Problem requirements |
Leave the pictures out. Return all other data exactly.

Data shown |
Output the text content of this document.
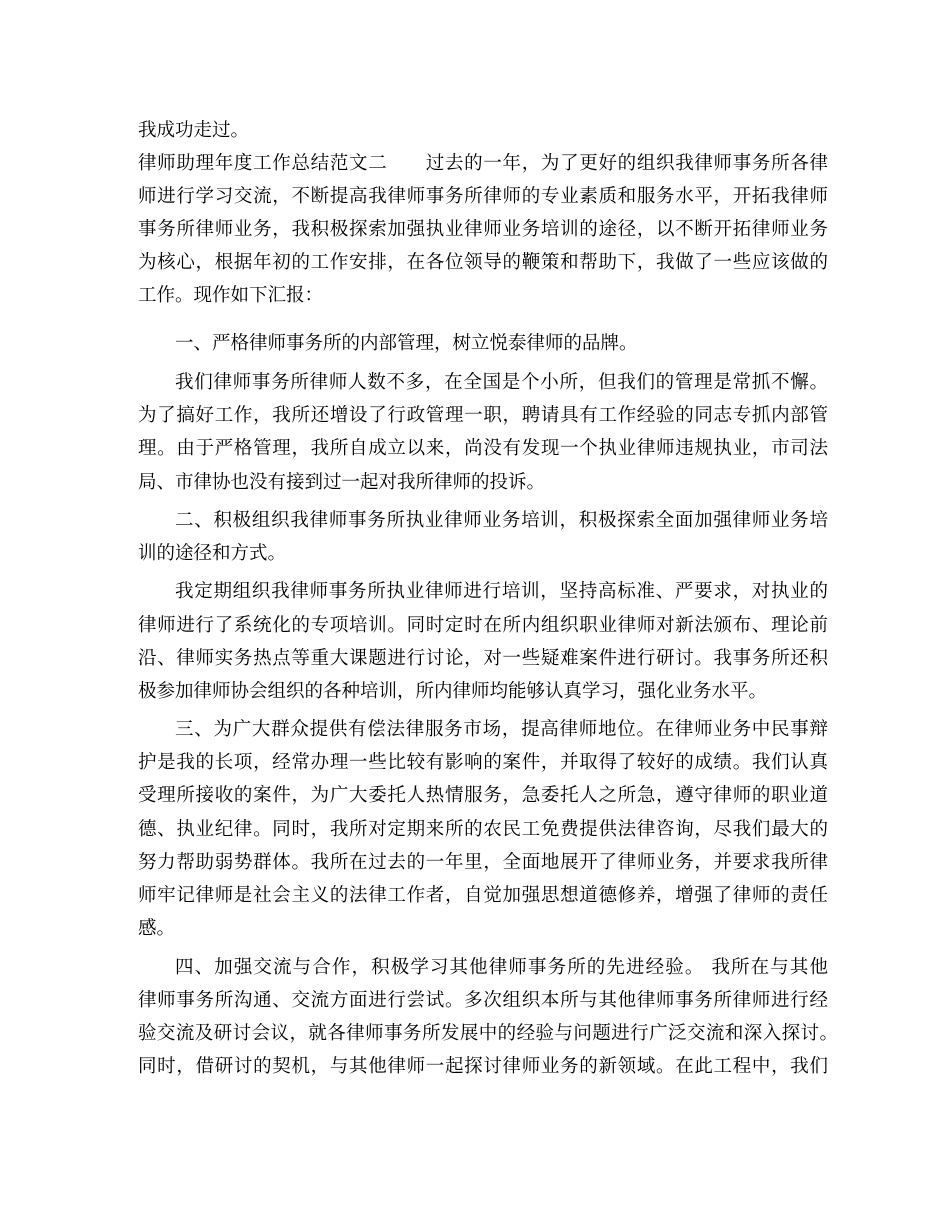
我成功走过。
律师助理年度工作总结范文二　　过去的一年，为了更好的组织我律师事务所各律
师进行学习交流，不断提高我律师事务所律师的专业素质和服务水平，开拓我律师
事务所律师业务，我积极探索加强执业律师业务培训的途径，以不断开拓律师业务
为核心，根据年初的工作安排，在各位领导的鞭策和帮助下，我做了一些应该做的
工作。现作如下汇报：
一、严格律师事务所的内部管理，树立悦泰律师的品牌。
我们律师事务所律师人数不多，在全国是个小所，但我们的管理是常抓不懈。
为了搞好工作，我所还增设了行政管理一职，聘请具有工作经验的同志专抓内部管
理。由于严格管理，我所自成立以来，尚没有发现一个执业律师违规执业，市司法
局、市律协也没有接到过一起对我所律师的投诉。
二、积极组织我律师事务所执业律师业务培训，积极探索全面加强律师业务培
训的途径和方式。
我定期组织我律师事务所执业律师进行培训，坚持高标准、严要求，对执业的
律师进行了系统化的专项培训。同时定时在所内组织职业律师对新法颁布、理论前
沿、律师实务热点等重大课题进行讨论，对一些疑难案件进行研讨。我事务所还积
极参加律师协会组织的各种培训，所内律师均能够认真学习，强化业务水平。
三、为广大群众提供有偿法律服务市场，提高律师地位。在律师业务中民事辩
护是我的长项，经常办理一些比较有影响的案件，并取得了较好的成绩。我们认真
受理所接收的案件，为广大委托人热情服务，急委托人之所急，遵守律师的职业道
德、执业纪律。同时，我所对定期来所的农民工免费提供法律咨询，尽我们最大的
努力帮助弱势群体。我所在过去的一年里，全面地展开了律师业务，并要求我所律
师牢记律师是社会主义的法律工作者，自觉加强思想道德修养，增强了律师的责任
感。
四、加强交流与合作，积极学习其他律师事务所的先进经验。 我所在与其他
律师事务所沟通、交流方面进行尝试。多次组织本所与其他律师事务所律师进行经
验交流及研讨会议，就各律师事务所发展中的经验与问题进行广泛交流和深入探讨。
同时，借研讨的契机，与其他律师一起探讨律师业务的新领域。在此工程中，我们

Solution to the exercise |
Output the text content of this document.
我成功走过。
律师助理年度工作总结范文二　　过去的一年，为了更好的组织我律师事务所各律
师进行学习交流，不断提高我律师事务所律师的专业素质和服务水平，开拓我律师
事务所律师业务，我积极探索加强执业律师业务培训的途径，以不断开拓律师业务
为核心，根据年初的工作安排，在各位领导的鞭策和帮助下，我做了一些应该做的
工作。现作如下汇报：
一、严格律师事务所的内部管理，树立悦泰律师的品牌。
我们律师事务所律师人数不多，在全国是个小所，但我们的管理是常抓不懈。
为了搞好工作，我所还增设了行政管理一职，聘请具有工作经验的同志专抓内部管
理。由于严格管理，我所自成立以来，尚没有发现一个执业律师违规执业，市司法
局、市律协也没有接到过一起对我所律师的投诉。
二、积极组织我律师事务所执业律师业务培训，积极探索全面加强律师业务培
训的途径和方式。
我定期组织我律师事务所执业律师进行培训，坚持高标准、严要求，对执业的
律师进行了系统化的专项培训。同时定时在所内组织职业律师对新法颁布、理论前
沿、律师实务热点等重大课题进行讨论，对一些疑难案件进行研讨。我事务所还积
极参加律师协会组织的各种培训，所内律师均能够认真学习，强化业务水平。
三、为广大群众提供有偿法律服务市场，提高律师地位。在律师业务中民事辩
护是我的长项，经常办理一些比较有影响的案件，并取得了较好的成绩。我们认真
受理所接收的案件，为广大委托人热情服务，急委托人之所急，遵守律师的职业道
德、执业纪律。同时，我所对定期来所的农民工免费提供法律咨询，尽我们最大的
努力帮助弱势群体。我所在过去的一年里，全面地展开了律师业务，并要求我所律
师牢记律师是社会主义的法律工作者，自觉加强思想道德修养，增强了律师的责任
感。
四、加强交流与合作，积极学习其他律师事务所的先进经验。 我所在与其他
律师事务所沟通、交流方面进行尝试。多次组织本所与其他律师事务所律师进行经
验交流及研讨会议，就各律师事务所发展中的经验与问题进行广泛交流和深入探讨。
同时，借研讨的契机，与其他律师一起探讨律师业务的新领域。在此工程中，我们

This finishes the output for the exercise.